▶ [Document section]
******************************

Boundary conditions for a man-made pond

Padawan Posts: 52 Join Date: 10/8/13 Recent Posts
Hello,

I am relatively inexperienced in FLOW and as a result have been unable to produce what I believe to be realistic flows fields for my model of a man-made waste water pond.

I have attached a schematic describing the scenario. Flow enters through a pipe at an average rate of 0.023 m3/s (on left). It then exits the pond through a weir (on right) where the Q-H relationship is:

flow = 0, H = 0
flow = 0.023 m3/s H = 0.065 m

where H is height of water above the weir. I have tried the following configurations for my flow boundaries/discharges:

Total discharge time series boundary (0.023 m3/s) in and Q-H water level boundary out (flow = 0, H = 0; flow = -0.023 m3/s H = 0.065 m)

******************************

▶ [Supplied data]

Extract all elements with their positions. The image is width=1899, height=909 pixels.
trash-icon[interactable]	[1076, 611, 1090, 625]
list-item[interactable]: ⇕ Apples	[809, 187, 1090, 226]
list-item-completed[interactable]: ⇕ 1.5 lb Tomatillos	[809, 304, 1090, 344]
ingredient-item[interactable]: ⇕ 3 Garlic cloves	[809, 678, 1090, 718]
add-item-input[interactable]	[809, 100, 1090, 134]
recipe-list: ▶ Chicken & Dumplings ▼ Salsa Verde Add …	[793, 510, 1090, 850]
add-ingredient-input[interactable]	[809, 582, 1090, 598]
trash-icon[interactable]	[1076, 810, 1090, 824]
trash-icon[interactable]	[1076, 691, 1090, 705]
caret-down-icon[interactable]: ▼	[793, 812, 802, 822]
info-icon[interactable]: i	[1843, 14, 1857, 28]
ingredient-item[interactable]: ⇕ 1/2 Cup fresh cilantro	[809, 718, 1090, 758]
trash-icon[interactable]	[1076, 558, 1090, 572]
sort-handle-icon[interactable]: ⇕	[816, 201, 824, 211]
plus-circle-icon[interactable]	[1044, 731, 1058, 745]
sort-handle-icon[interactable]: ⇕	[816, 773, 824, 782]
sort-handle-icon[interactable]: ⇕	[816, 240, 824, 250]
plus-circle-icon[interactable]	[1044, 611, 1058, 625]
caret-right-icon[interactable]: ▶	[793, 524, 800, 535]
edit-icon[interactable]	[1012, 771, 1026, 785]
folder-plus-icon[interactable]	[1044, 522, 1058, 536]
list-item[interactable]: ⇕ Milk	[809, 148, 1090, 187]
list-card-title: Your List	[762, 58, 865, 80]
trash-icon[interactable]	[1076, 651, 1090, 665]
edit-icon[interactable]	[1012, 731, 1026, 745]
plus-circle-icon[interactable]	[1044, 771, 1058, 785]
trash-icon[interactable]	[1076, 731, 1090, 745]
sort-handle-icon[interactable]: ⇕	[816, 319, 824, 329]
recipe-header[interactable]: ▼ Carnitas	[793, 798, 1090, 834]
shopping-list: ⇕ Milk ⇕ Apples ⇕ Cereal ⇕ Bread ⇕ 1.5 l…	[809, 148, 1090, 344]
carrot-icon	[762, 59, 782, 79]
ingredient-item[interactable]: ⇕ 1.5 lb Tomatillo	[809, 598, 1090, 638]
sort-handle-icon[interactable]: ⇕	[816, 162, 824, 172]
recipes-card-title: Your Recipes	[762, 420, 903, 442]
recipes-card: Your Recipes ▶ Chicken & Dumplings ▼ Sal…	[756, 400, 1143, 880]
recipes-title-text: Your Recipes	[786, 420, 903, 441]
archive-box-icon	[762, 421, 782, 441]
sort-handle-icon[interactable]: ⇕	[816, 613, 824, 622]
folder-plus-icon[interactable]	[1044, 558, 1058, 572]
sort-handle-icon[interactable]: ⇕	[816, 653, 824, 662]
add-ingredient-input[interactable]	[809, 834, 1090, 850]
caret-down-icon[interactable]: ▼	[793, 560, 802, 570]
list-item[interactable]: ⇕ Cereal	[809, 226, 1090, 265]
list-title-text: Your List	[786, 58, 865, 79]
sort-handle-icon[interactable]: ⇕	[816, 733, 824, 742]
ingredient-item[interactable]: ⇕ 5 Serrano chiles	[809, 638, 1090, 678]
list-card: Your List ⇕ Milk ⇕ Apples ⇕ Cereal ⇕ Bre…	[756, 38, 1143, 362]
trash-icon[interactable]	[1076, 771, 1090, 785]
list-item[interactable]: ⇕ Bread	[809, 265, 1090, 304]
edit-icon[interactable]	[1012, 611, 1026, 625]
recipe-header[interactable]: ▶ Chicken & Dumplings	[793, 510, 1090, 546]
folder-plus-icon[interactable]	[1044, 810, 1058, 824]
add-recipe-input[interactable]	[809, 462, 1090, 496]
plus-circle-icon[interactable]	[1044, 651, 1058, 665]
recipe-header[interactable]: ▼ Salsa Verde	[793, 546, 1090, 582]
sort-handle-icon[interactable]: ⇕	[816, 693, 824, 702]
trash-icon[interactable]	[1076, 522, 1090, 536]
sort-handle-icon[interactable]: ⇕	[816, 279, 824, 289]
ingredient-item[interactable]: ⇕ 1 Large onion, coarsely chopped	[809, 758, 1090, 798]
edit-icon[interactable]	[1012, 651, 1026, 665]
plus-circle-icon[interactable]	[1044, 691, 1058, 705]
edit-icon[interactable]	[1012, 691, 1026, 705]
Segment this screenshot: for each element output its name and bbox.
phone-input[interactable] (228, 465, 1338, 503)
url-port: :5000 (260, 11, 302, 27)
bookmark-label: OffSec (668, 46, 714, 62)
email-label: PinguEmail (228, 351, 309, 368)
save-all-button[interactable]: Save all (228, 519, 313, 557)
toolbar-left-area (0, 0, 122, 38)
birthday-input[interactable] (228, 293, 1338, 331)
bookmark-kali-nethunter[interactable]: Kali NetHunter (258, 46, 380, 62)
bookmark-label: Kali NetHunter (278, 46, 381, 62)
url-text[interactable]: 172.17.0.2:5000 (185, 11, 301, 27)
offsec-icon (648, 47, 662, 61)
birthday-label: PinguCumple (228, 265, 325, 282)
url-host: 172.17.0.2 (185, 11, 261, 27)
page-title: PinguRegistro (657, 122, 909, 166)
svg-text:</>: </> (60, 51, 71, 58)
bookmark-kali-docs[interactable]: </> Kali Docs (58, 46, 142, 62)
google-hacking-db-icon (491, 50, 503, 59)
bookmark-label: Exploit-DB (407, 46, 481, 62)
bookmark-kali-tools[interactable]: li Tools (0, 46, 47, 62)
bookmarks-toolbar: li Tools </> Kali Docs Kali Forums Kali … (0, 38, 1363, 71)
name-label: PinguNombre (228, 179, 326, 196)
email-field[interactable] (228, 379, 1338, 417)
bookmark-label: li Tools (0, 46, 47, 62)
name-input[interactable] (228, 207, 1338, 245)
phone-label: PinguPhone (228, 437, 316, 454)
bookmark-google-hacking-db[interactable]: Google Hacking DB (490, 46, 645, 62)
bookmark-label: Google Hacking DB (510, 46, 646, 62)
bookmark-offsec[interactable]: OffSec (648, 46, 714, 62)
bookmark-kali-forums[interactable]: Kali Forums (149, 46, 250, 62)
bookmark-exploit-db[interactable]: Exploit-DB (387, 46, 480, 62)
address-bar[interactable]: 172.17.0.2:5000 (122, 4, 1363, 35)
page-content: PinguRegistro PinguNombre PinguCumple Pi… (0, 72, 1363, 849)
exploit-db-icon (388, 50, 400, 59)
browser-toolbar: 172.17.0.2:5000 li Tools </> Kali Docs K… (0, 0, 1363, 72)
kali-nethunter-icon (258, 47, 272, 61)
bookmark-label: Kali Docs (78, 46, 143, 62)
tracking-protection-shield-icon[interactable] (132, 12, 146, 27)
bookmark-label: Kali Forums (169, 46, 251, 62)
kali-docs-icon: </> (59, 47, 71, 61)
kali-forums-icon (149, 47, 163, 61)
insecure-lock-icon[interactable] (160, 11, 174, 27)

******************************

▶ [Objectives]
(a) From the pond post, copy out the part that opens with the words containing "Padawan Posts: 52" and closes with "H = 0.065 m)".
(b) Does the pond post agree with each statement? Answer yes or no, and quote the words that decide it. (i) Flow enters the pond through a pipe at an average rate of 0.023 m3/s. (ii) Water leaves the pond through a second pipe. (iii) The writer says they are experienced in FLOW.
(c) In the pond post, what value of H goes with a flow of 0.023 m3/s in the weir's Q-H relationship?
Rely only on the pond post.

▶ [The replies]
(a)
Padawan Posts: 52 Join Date: 10/8/13 Recent Posts
Hello,

I am relatively inexperienced in FLOW and as a result have been unable to produce what I believe to be realistic flows fields for my model of a man-made waste water pond.

I have attached a schematic describing the scenario. Flow enters through a pipe at an average rate of 0.023 m3/s (on left). It then exits the pond through a weir (on right) where the Q-H relationship is:

flow = 0, H = 0
flow = 0.023 m3/s H = 0.065 m

where H is height of water above the weir. I have tried the following configurations for my flow boundaries/discharges:

Total discharge time series boundary (0.023 m3/s) in and Q-H water level boundary out (flow = 0, H = 0; flow = -0.023 m3/s H = 0.065 m)

(b)
(i) Yes: "Flow enters through a pipe at an average rate of 0.023 m3/s (on left)."
(ii) No: "It then exits the pond through a weir (on right)"
(iii) No: "I am relatively inexperienced in FLOW"

(c) 0.065 m